> **Required work**: Select, from the material below, each line with "juin" in it.

(Items from a dataset)

▼

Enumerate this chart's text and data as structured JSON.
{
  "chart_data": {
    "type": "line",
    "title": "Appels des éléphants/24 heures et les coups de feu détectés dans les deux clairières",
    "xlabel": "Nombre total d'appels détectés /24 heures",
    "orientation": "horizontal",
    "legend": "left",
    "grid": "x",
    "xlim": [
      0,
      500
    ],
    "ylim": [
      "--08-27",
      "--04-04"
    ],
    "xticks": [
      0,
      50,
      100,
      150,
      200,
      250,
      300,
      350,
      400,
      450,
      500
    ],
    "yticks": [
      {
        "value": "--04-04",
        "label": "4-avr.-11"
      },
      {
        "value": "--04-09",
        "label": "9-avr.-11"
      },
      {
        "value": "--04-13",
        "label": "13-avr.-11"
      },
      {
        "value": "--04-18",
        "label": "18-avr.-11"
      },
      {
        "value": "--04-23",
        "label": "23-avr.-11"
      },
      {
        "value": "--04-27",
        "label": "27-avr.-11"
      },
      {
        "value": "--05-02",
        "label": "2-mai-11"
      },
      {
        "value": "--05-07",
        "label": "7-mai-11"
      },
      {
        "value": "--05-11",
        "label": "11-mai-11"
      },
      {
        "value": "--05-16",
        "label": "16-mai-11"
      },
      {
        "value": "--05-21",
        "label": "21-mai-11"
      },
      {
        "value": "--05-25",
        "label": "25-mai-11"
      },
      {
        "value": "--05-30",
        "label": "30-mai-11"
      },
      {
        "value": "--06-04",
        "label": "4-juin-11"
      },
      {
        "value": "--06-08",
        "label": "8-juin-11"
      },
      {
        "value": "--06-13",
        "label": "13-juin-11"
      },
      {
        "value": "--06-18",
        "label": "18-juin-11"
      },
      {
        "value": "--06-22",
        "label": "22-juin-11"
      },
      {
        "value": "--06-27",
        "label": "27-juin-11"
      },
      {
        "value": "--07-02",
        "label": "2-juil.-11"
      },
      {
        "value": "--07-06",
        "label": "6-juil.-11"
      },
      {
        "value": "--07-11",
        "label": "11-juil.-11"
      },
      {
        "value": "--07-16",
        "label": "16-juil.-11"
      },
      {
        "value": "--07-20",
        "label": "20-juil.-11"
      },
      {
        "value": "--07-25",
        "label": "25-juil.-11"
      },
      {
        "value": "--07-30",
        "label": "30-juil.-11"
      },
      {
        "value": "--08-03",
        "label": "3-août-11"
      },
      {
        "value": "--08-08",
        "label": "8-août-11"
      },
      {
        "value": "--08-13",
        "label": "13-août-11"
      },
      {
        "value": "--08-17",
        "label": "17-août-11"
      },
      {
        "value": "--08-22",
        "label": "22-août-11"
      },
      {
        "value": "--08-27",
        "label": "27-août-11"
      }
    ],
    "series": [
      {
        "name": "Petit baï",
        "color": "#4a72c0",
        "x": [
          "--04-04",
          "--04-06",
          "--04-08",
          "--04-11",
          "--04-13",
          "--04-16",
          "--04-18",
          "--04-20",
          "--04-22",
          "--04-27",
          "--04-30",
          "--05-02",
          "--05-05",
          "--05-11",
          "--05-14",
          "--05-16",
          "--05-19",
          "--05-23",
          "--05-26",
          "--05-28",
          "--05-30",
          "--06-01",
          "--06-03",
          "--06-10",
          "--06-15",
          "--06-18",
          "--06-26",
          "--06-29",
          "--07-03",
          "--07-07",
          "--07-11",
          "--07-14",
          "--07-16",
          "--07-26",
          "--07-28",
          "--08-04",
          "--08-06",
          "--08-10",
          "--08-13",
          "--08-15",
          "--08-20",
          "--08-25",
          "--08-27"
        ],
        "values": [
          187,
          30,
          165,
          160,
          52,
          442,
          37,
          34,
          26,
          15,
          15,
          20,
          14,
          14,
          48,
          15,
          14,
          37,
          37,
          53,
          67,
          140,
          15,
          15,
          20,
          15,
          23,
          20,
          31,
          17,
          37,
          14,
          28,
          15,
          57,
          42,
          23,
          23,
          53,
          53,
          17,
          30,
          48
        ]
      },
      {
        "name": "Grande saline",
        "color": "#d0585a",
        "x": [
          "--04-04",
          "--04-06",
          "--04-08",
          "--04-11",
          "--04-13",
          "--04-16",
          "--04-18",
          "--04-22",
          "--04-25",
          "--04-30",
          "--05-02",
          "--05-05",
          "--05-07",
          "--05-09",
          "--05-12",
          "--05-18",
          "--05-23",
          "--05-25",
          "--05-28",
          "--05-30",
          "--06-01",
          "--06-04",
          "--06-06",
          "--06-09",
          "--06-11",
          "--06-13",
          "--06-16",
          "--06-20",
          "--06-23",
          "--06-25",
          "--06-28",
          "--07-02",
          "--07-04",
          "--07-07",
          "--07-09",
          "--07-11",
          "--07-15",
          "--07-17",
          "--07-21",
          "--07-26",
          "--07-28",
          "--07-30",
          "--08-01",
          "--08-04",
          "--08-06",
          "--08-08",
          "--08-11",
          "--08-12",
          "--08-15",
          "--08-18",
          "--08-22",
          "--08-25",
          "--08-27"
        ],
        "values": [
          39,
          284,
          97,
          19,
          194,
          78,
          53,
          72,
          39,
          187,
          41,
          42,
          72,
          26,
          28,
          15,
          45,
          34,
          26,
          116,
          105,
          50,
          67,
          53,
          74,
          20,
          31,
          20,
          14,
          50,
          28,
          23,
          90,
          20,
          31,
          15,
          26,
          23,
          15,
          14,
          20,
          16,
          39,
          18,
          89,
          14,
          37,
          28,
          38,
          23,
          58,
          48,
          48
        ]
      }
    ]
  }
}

▲

> **Output for this task**:
        "label": "4-juin-11"
        "label": "8-juin-11"
        "label": "13-juin-11"
        "label": "18-juin-11"
        "label": "22-juin-11"
        "label": "27-juin-11"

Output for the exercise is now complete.